[Set task] Below is a listing. Gather each line of it that contains "xlabel".

[Task inputs]
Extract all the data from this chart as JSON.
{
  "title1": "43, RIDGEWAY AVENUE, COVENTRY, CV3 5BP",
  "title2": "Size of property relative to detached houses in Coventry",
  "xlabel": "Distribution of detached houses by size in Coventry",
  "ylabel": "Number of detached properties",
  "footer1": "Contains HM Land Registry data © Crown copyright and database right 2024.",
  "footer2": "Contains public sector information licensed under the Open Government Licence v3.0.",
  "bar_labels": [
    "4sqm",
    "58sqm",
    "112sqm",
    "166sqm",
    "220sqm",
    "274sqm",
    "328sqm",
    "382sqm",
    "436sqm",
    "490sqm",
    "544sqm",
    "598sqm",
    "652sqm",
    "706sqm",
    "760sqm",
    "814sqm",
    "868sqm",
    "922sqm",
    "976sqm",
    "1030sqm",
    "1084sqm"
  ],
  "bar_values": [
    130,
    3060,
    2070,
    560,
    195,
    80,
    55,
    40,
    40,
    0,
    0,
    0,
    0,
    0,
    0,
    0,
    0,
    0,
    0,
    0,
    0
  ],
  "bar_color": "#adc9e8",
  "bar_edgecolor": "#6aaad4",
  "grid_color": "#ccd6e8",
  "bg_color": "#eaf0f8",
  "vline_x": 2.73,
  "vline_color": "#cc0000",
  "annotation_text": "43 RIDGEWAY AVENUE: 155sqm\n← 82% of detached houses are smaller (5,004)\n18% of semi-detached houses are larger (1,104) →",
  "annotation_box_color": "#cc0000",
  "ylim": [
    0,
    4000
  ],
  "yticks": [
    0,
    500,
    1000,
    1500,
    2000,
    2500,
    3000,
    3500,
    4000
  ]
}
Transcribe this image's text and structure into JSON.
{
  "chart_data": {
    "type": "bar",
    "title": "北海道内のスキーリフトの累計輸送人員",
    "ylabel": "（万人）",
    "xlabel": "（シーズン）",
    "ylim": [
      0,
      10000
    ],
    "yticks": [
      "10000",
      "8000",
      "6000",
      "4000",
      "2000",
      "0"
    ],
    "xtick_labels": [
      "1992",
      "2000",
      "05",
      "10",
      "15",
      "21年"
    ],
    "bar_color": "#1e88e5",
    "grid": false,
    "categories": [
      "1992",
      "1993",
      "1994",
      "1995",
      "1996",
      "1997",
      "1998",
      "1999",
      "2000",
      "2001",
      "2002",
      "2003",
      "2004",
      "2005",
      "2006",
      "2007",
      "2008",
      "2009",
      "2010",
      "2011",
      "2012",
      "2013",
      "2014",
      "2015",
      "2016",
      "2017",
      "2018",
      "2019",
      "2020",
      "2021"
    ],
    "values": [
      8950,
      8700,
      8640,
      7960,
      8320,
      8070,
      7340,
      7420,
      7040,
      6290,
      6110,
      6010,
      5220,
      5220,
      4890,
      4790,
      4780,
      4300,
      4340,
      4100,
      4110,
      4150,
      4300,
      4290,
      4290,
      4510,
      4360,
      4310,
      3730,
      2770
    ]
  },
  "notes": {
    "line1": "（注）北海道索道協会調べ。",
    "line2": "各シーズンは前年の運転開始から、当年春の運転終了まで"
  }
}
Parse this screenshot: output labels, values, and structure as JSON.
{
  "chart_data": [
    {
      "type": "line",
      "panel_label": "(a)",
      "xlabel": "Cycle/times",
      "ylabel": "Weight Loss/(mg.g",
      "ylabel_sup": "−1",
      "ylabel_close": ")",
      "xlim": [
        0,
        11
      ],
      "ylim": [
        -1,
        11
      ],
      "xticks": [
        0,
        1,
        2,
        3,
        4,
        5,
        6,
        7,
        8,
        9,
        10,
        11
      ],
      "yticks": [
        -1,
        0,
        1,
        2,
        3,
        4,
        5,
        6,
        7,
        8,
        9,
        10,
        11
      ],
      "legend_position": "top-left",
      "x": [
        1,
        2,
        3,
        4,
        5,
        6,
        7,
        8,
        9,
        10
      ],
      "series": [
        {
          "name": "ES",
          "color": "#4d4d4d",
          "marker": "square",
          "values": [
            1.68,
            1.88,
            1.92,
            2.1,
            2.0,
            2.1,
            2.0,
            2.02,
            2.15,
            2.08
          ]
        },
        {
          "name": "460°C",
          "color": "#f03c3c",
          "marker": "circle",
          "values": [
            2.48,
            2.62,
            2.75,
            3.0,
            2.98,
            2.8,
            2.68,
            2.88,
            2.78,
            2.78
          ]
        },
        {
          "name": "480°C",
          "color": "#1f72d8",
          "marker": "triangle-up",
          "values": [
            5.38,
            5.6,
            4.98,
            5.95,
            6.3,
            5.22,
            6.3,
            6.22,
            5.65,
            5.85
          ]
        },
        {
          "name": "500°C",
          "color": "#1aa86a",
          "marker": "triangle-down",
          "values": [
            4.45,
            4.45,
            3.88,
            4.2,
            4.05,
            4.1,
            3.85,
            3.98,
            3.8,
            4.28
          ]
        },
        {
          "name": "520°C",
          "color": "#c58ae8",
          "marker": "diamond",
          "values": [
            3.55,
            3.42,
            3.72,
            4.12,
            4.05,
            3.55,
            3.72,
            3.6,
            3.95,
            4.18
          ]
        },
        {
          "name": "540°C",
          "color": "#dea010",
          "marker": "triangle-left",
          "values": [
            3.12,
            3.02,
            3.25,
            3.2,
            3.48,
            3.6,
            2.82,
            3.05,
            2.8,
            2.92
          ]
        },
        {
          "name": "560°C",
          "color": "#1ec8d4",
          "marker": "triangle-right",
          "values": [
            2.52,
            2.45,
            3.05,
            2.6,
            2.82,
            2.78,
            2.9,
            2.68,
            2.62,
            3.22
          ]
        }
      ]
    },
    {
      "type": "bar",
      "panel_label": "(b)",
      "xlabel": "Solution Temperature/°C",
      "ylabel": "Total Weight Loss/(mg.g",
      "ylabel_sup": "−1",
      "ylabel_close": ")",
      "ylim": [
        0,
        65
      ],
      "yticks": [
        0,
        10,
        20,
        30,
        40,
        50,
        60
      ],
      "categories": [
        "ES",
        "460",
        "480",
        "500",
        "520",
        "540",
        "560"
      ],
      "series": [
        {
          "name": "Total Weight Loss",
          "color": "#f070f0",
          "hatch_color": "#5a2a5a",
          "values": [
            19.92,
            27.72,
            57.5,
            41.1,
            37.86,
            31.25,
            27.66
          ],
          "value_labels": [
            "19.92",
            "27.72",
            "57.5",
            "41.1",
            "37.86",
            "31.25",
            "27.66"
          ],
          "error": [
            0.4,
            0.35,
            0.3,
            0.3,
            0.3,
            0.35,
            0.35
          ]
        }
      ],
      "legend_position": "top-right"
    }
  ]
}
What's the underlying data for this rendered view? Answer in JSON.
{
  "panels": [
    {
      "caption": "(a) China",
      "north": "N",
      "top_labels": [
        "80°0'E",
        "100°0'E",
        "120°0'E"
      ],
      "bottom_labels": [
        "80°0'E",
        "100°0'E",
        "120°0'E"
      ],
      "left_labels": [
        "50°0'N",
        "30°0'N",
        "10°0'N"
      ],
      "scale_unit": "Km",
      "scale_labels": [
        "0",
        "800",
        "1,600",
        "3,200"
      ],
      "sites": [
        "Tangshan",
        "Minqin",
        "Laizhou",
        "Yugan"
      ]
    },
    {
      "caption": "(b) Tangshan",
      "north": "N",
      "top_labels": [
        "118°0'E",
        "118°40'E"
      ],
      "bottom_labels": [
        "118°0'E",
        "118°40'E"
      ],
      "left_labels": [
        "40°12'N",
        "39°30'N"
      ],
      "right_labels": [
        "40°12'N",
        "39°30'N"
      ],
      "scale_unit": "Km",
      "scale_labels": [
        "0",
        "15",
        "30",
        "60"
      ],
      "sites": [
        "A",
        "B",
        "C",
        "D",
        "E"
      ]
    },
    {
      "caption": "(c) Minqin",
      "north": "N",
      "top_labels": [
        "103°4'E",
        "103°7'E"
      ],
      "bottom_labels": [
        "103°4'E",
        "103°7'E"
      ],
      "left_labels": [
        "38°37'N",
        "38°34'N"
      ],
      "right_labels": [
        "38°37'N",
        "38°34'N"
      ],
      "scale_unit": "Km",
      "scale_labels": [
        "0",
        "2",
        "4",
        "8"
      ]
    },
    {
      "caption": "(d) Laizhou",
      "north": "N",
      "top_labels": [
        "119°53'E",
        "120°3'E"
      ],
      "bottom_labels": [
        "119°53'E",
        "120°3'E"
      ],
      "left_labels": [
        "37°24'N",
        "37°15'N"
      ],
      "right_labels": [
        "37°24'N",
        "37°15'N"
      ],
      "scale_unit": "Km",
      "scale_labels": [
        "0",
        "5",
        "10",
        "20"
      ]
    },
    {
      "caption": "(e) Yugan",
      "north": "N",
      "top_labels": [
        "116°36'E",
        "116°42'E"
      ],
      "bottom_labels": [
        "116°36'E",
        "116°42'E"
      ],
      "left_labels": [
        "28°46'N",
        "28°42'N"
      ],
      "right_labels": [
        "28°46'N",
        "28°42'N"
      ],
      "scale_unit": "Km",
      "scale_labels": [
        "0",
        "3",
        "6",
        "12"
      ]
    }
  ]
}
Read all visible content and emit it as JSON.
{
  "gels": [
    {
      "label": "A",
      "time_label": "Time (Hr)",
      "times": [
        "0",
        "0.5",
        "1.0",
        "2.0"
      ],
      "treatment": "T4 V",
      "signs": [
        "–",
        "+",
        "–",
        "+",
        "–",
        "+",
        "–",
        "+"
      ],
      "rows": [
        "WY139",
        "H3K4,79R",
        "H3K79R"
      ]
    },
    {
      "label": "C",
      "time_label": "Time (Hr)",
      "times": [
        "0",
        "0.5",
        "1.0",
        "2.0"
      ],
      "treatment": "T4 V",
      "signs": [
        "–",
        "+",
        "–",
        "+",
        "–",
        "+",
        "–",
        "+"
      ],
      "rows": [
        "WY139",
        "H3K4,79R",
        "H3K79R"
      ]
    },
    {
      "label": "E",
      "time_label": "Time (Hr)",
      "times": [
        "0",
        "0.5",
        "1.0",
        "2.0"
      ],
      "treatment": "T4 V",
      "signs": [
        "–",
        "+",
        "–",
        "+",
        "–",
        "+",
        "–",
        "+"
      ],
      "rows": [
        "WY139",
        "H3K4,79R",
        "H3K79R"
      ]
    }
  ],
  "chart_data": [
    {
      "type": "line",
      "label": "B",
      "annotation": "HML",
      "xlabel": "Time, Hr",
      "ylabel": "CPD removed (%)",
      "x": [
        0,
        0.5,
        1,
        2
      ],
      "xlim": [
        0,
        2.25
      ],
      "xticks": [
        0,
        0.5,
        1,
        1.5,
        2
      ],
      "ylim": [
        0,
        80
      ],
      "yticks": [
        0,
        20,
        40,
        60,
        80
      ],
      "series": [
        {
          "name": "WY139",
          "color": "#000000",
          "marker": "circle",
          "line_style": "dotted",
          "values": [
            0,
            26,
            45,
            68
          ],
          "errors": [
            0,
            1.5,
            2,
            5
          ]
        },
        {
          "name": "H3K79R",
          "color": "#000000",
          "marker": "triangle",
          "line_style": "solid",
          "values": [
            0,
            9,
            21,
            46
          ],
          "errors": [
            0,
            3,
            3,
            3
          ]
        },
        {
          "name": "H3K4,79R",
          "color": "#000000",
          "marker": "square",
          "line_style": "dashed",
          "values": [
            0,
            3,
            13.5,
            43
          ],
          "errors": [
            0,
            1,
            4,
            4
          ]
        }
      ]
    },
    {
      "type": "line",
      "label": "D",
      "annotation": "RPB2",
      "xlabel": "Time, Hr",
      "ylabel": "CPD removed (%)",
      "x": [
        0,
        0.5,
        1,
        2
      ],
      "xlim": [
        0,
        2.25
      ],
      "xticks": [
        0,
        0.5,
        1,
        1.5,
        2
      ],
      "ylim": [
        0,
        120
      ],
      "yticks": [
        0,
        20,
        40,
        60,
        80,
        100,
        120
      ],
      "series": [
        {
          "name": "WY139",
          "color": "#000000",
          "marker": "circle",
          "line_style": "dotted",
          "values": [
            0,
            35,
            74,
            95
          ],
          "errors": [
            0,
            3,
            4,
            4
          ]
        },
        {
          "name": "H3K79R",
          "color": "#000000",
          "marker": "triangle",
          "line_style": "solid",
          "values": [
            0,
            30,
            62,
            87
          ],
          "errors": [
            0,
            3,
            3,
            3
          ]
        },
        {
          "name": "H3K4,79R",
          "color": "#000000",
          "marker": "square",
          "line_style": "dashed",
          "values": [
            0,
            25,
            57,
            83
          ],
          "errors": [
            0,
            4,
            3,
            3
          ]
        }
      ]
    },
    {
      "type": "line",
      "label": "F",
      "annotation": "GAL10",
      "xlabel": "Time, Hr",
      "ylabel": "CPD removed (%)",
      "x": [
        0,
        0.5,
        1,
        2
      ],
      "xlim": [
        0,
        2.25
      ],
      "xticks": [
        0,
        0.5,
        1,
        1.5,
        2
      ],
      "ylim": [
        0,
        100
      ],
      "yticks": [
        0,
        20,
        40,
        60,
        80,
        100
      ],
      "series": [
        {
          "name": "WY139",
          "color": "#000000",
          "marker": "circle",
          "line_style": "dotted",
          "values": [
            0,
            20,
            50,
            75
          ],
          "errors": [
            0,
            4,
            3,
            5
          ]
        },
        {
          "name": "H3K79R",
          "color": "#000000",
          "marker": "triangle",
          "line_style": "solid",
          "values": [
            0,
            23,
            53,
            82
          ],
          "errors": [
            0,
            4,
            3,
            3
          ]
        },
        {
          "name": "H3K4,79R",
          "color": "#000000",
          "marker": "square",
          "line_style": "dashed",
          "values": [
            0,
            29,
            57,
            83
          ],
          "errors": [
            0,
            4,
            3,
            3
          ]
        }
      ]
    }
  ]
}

[Solution]
  "xlabel": "Distribution of detached houses by size in Coventry",
    "xlabel": "（シーズン）",
      "xlabel": "Cycle/times",
      "xlabel": "Solution Temperature/°C",
      "xlabel": "Time, Hr",
      "xlabel": "Time, Hr",
      "xlabel": "Time, Hr",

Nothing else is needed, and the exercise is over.